╭─ Passage
The district was established as Landkreis Burgenland by the merger of the former Burgenlandkreis and Landkreis Weißenfels as part of the reform of 2007. On 16 July 2007, the district parliament decided to change the name to Burgenlandkreis, which came into effect on 1 August 2007.

In 2015 the skeletal remains of an ancient inhabitant of Karsdorf dated from the Early Neolithic (7200 BP) were analyzed; he turned out to belong to the paternal T1a-M70 lineage and maternal lineage H1.

== Towns and municipalities ==

The Burgenlandkreis consists of the following subdivisions:

=== Free towns ===
The district's free towns are Hohenmölsen, Lützen, Naumburg, Teuchern, Weißenfels, and Zeitz.

=== Free municipalities ===
The only free municipality is Elsteraue.
╰─
╭─ Source information
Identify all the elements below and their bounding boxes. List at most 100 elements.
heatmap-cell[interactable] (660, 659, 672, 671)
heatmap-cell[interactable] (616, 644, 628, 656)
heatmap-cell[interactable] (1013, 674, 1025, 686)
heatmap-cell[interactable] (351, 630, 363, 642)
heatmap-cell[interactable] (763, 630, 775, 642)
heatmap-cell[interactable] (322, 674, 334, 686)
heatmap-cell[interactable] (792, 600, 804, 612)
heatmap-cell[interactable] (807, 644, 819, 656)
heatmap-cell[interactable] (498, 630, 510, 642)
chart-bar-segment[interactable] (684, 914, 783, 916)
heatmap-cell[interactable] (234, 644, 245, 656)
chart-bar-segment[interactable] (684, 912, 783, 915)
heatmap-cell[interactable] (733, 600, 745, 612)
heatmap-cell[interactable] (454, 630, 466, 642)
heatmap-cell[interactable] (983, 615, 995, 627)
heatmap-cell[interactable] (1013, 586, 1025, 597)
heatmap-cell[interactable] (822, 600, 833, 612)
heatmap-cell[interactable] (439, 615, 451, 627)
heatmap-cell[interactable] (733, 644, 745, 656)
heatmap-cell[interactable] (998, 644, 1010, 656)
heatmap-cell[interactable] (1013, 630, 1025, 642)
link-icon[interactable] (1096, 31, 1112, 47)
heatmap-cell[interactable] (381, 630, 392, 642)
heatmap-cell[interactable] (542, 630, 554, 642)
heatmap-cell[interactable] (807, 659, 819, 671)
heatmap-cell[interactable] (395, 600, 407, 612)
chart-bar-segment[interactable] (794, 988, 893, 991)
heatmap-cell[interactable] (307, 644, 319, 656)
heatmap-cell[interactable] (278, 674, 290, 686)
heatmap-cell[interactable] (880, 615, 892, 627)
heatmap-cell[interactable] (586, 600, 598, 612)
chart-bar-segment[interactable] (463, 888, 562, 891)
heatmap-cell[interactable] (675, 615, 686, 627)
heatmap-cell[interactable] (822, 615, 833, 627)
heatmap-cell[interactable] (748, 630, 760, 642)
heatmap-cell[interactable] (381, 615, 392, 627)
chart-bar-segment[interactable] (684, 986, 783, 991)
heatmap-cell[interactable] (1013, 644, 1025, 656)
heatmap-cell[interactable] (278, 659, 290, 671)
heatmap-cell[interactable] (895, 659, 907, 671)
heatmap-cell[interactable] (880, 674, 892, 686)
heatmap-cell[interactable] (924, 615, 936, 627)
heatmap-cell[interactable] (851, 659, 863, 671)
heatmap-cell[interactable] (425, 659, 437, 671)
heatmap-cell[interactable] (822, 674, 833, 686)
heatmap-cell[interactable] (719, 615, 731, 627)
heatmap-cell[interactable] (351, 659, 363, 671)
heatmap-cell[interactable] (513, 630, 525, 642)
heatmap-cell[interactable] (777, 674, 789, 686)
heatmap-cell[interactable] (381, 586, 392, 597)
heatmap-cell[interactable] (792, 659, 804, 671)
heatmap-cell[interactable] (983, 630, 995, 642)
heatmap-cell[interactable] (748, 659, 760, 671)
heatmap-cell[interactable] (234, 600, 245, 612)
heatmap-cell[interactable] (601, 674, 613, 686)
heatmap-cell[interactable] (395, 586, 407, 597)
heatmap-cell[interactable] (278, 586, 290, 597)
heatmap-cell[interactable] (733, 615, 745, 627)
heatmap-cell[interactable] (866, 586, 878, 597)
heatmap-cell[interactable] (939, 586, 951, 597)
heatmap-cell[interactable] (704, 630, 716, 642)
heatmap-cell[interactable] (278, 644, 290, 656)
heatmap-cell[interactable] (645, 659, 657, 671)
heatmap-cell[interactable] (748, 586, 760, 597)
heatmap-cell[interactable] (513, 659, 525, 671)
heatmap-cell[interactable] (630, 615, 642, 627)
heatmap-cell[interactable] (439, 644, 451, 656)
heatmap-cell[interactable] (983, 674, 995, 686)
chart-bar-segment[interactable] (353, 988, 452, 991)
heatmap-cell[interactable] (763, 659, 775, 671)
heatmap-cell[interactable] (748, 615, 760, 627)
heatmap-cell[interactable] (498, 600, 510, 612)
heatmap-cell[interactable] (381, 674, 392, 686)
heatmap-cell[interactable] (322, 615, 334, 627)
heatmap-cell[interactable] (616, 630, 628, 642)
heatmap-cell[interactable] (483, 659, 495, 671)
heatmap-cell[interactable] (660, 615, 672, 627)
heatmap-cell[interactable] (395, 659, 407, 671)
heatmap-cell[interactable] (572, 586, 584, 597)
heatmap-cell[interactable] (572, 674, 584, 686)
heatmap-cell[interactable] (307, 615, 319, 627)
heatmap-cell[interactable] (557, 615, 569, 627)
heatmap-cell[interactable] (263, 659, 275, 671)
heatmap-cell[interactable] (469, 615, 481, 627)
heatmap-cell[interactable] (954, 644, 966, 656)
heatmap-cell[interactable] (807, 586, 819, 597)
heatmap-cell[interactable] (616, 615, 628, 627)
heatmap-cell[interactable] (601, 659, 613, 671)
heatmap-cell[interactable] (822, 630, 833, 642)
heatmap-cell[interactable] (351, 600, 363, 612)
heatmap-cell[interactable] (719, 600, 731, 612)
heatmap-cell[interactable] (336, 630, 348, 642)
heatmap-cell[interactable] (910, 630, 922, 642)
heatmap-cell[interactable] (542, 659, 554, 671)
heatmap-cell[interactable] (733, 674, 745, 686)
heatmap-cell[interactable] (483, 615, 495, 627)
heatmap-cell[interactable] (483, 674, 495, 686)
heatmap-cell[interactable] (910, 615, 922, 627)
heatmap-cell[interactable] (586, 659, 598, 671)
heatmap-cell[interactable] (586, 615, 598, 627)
╰─
▶ [Required work]:
Reproduce the part of the Burgenlandkreis text above between "In 2015 the" and "municipality is Elsteraue.", inclusive.

▶ [Answer box]:
In 2015 the skeletal remains of an ancient inhabitant of Karsdorf dated from the Early Neolithic (7200 BP) were analyzed; he turned out to belong to the paternal T1a-M70 lineage and maternal lineage H1.

== Towns and municipalities ==

The Burgenlandkreis consists of the following subdivisions:

=== Free towns ===
The district's free towns are Hohenmölsen, Lützen, Naumburg, Teuchern, Weißenfels, and Zeitz.

=== Free municipalities ===
The only free municipality is Elsteraue.